[Dataset items]
(begin)

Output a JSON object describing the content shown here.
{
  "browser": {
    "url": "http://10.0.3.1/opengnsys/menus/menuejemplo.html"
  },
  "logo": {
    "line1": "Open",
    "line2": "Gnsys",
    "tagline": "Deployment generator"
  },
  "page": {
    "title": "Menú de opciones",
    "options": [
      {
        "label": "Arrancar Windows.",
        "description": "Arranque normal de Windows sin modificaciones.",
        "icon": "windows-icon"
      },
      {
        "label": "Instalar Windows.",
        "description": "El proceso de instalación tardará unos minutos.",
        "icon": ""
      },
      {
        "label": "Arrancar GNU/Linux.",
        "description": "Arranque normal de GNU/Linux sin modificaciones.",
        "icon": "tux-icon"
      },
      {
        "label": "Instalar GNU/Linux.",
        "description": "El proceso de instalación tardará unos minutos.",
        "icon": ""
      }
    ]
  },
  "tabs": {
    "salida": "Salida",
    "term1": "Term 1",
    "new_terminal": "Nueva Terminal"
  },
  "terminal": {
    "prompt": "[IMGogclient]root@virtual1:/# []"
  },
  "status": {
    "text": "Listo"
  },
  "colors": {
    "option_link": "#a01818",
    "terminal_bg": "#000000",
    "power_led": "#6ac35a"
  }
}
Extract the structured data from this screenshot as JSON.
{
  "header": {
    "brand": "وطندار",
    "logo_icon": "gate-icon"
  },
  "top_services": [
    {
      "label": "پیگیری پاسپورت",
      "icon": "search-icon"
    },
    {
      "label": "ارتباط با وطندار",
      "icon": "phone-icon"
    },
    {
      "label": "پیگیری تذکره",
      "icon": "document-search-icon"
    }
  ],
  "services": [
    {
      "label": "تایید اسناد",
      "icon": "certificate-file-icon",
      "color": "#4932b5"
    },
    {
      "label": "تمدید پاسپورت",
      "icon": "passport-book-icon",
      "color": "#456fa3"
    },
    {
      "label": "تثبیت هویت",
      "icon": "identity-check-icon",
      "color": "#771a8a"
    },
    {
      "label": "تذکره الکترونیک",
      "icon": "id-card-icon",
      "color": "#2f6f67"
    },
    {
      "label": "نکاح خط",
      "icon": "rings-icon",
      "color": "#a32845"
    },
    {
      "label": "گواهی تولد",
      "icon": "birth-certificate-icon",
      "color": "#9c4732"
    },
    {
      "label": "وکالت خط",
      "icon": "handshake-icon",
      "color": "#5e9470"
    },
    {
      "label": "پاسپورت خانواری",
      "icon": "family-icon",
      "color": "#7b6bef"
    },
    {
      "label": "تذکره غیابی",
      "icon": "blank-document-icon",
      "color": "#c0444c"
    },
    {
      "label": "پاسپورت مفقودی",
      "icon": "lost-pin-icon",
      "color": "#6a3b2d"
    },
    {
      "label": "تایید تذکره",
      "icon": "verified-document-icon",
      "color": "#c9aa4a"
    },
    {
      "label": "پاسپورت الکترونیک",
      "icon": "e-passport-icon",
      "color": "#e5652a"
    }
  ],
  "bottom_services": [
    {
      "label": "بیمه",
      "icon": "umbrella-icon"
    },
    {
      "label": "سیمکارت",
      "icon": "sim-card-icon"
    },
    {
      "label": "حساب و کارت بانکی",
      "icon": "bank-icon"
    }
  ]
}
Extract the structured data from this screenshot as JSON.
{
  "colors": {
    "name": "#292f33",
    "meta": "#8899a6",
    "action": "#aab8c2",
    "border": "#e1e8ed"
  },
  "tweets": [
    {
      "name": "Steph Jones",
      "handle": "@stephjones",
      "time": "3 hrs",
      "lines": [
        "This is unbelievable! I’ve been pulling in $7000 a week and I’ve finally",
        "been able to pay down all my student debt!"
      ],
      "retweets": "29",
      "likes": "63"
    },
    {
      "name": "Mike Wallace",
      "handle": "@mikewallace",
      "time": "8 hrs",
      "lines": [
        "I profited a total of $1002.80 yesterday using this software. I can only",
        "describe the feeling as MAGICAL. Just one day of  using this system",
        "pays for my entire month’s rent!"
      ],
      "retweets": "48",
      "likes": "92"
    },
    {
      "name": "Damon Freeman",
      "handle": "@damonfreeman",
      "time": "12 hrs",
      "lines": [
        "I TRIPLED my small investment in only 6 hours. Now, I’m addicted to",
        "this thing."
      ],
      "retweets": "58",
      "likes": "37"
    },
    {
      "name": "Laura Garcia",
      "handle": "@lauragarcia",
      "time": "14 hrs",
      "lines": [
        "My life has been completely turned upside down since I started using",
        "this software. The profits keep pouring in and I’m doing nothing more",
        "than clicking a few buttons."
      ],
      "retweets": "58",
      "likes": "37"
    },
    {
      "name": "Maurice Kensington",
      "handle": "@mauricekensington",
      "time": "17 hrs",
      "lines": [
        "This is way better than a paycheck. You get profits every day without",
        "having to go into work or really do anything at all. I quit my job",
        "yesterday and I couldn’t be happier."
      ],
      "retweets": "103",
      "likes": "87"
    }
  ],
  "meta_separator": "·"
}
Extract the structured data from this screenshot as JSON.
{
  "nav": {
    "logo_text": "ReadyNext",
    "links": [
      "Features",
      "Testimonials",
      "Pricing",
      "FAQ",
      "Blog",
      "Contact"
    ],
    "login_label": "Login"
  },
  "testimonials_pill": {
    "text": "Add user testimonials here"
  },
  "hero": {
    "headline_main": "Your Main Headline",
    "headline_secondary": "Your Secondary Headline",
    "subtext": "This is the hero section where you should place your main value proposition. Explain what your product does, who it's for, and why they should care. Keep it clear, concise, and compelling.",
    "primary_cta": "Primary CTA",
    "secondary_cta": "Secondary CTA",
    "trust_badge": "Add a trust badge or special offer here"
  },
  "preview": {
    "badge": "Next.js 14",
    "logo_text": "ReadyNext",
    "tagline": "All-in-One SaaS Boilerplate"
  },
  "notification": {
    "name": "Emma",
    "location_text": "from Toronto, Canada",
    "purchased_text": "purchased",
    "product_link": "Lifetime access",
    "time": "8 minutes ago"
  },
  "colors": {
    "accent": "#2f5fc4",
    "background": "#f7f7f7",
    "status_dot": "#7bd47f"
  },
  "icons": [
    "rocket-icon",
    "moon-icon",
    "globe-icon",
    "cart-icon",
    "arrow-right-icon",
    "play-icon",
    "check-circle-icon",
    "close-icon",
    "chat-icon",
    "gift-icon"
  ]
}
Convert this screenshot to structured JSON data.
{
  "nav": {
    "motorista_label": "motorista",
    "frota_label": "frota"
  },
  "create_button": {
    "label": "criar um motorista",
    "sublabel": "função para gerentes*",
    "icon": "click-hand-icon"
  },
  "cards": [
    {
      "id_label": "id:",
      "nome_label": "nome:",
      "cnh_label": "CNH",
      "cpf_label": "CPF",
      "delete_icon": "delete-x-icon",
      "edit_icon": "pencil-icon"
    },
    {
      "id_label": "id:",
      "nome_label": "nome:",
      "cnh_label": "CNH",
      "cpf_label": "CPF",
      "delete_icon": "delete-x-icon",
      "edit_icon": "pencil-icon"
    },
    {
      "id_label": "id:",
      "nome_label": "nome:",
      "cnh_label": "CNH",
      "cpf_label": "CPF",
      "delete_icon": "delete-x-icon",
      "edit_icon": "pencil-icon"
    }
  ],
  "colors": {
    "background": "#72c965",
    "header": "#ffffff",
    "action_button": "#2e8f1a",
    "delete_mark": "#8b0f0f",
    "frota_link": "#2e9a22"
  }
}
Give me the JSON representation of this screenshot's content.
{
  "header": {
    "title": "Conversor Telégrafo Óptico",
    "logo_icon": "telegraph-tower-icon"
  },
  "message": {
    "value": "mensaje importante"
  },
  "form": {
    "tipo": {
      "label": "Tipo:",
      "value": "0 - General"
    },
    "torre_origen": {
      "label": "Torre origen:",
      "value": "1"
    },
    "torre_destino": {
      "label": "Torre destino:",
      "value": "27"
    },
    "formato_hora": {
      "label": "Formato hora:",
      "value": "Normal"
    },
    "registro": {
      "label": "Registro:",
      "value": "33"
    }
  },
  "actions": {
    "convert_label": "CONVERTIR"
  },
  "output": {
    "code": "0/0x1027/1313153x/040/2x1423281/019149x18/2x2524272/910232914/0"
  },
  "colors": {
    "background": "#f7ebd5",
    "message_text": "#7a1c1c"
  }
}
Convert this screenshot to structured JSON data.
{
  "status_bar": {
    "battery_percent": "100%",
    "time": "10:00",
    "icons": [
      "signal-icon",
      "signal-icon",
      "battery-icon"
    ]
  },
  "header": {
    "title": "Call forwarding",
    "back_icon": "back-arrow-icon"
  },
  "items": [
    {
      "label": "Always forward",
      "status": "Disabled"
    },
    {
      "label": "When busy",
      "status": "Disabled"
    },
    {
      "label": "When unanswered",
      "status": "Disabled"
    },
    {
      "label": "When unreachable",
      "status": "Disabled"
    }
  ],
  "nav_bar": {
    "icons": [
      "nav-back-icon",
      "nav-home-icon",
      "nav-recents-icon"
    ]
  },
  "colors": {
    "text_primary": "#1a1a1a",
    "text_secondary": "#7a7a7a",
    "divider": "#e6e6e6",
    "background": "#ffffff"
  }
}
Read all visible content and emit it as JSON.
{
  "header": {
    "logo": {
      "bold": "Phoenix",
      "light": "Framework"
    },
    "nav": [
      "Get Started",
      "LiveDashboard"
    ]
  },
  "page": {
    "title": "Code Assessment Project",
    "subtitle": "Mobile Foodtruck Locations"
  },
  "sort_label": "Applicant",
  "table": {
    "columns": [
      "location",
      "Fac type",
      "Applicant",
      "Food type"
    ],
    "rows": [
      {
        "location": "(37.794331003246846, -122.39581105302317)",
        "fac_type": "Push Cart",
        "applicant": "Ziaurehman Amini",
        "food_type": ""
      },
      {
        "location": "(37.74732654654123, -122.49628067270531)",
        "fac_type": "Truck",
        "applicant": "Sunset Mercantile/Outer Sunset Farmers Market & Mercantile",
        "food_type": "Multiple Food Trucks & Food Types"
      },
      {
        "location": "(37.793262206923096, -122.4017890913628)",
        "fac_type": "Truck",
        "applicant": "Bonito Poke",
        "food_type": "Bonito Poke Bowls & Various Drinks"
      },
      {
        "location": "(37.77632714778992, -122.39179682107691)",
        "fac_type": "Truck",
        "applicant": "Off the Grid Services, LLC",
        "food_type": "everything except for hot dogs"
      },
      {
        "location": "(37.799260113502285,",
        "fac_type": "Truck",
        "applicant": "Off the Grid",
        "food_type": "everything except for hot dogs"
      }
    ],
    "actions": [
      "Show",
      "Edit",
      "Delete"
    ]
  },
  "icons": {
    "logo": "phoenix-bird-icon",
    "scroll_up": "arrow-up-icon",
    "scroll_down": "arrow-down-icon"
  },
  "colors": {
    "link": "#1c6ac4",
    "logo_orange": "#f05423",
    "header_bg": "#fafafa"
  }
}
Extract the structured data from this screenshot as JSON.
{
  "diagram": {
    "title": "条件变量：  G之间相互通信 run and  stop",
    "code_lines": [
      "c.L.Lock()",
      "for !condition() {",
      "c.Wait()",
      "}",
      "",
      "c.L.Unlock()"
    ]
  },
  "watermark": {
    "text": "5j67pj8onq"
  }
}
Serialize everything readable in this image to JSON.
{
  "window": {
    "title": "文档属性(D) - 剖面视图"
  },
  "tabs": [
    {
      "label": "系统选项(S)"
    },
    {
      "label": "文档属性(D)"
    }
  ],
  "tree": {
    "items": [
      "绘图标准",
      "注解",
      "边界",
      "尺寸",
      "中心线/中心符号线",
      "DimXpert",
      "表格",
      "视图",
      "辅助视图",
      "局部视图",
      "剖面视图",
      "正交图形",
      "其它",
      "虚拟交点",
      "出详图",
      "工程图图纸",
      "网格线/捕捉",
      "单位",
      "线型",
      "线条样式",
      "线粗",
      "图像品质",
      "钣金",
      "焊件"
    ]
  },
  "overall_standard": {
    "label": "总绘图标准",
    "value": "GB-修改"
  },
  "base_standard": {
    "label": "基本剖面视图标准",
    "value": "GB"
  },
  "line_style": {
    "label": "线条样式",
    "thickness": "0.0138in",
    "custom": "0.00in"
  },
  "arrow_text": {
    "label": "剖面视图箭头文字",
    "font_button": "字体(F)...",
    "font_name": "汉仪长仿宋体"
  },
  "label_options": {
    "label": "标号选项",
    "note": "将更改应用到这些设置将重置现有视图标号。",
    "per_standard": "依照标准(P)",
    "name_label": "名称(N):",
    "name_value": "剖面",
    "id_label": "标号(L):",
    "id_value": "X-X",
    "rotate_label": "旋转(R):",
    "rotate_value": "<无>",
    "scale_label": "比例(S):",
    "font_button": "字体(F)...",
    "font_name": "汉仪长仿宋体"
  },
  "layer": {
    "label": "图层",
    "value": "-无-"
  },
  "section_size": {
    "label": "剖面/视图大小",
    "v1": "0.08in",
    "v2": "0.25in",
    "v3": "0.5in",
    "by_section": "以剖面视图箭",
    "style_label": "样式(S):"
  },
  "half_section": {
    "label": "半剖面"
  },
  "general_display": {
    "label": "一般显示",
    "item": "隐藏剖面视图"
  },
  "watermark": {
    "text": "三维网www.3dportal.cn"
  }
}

(end)

Direction ▸ Using the records above, copy every line that has the word "background" in it.

Exercise solution ▸
    "background": "#f7f7f7",
    "background": "#72c965",
    "background": "#f7ebd5",
    "background": "#ffffff"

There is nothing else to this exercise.